------ Dataset extract ------
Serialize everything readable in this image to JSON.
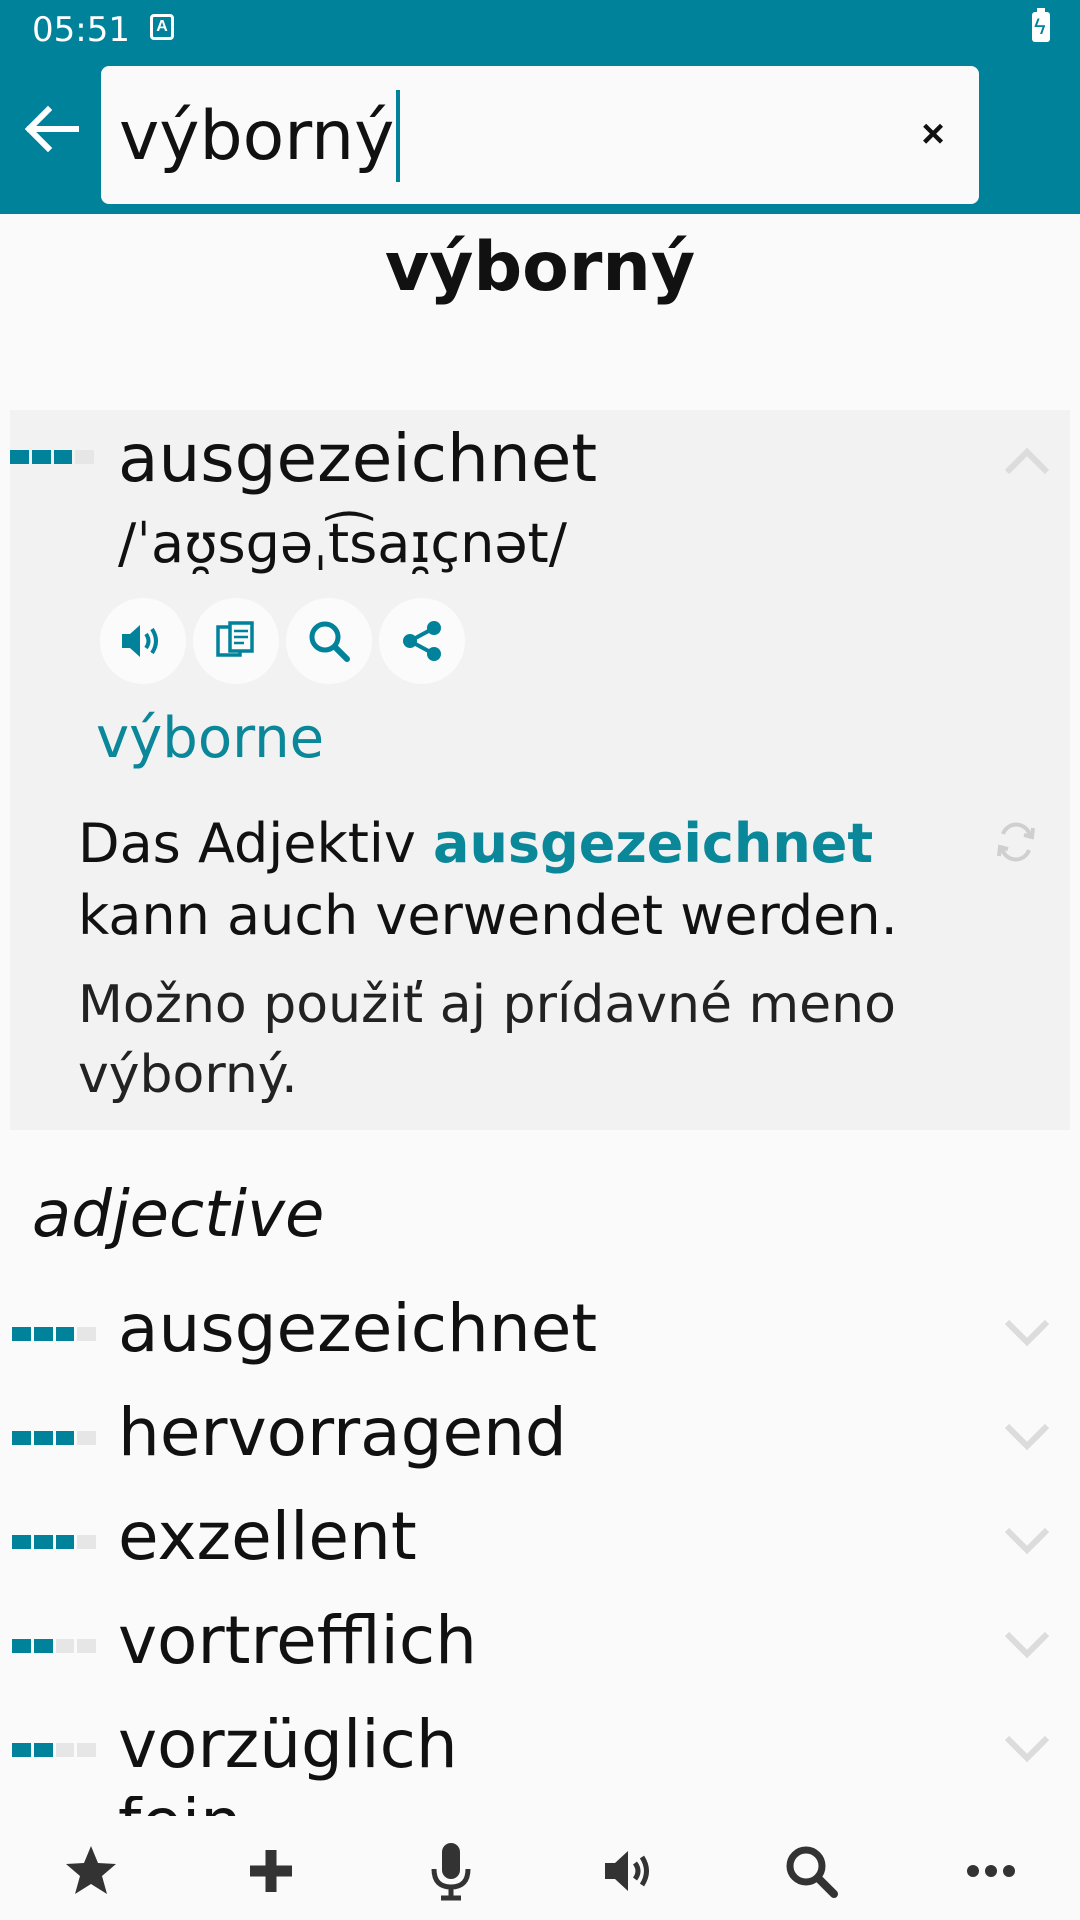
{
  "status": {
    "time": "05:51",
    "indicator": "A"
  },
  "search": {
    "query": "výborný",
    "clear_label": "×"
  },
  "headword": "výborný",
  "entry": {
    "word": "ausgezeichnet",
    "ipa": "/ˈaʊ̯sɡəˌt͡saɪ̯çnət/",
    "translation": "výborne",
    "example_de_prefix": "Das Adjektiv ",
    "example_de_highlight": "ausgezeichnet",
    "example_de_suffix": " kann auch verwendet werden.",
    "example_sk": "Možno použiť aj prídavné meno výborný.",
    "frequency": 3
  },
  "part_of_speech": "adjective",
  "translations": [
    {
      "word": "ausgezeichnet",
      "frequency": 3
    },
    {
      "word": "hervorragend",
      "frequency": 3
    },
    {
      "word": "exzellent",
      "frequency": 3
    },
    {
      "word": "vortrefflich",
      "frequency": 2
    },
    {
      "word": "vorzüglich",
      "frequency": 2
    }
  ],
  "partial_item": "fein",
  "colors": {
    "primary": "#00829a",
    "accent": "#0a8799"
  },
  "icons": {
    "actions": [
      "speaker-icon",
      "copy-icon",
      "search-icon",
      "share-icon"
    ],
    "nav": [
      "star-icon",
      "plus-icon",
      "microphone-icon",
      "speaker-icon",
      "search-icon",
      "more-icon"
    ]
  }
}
------
Goal:
Give back the entries verbatim. Do not include any picture.

Task answer:
Serialize everything readable in this image to JSON.
{
  "status": {
    "time": "05:51",
    "indicator": "A"
  },
  "search": {
    "query": "výborný",
    "clear_label": "×"
  },
  "headword": "výborný",
  "entry": {
    "word": "ausgezeichnet",
    "ipa": "/ˈaʊ̯sɡəˌt͡saɪ̯çnət/",
    "translation": "výborne",
    "example_de_prefix": "Das Adjektiv ",
    "example_de_highlight": "ausgezeichnet",
    "example_de_suffix": " kann auch verwendet werden.",
    "example_sk": "Možno použiť aj prídavné meno výborný.",
    "frequency": 3
  },
  "part_of_speech": "adjective",
  "translations": [
    {
      "word": "ausgezeichnet",
      "frequency": 3
    },
    {
      "word": "hervorragend",
      "frequency": 3
    },
    {
      "word": "exzellent",
      "frequency": 3
    },
    {
      "word": "vortrefflich",
      "frequency": 2
    },
    {
      "word": "vorzüglich",
      "frequency": 2
    }
  ],
  "partial_item": "fein",
  "colors": {
    "primary": "#00829a",
    "accent": "#0a8799"
  },
  "icons": {
    "actions": [
      "speaker-icon",
      "copy-icon",
      "search-icon",
      "share-icon"
    ],
    "nav": [
      "star-icon",
      "plus-icon",
      "microphone-icon",
      "speaker-icon",
      "search-icon",
      "more-icon"
    ]
  }
}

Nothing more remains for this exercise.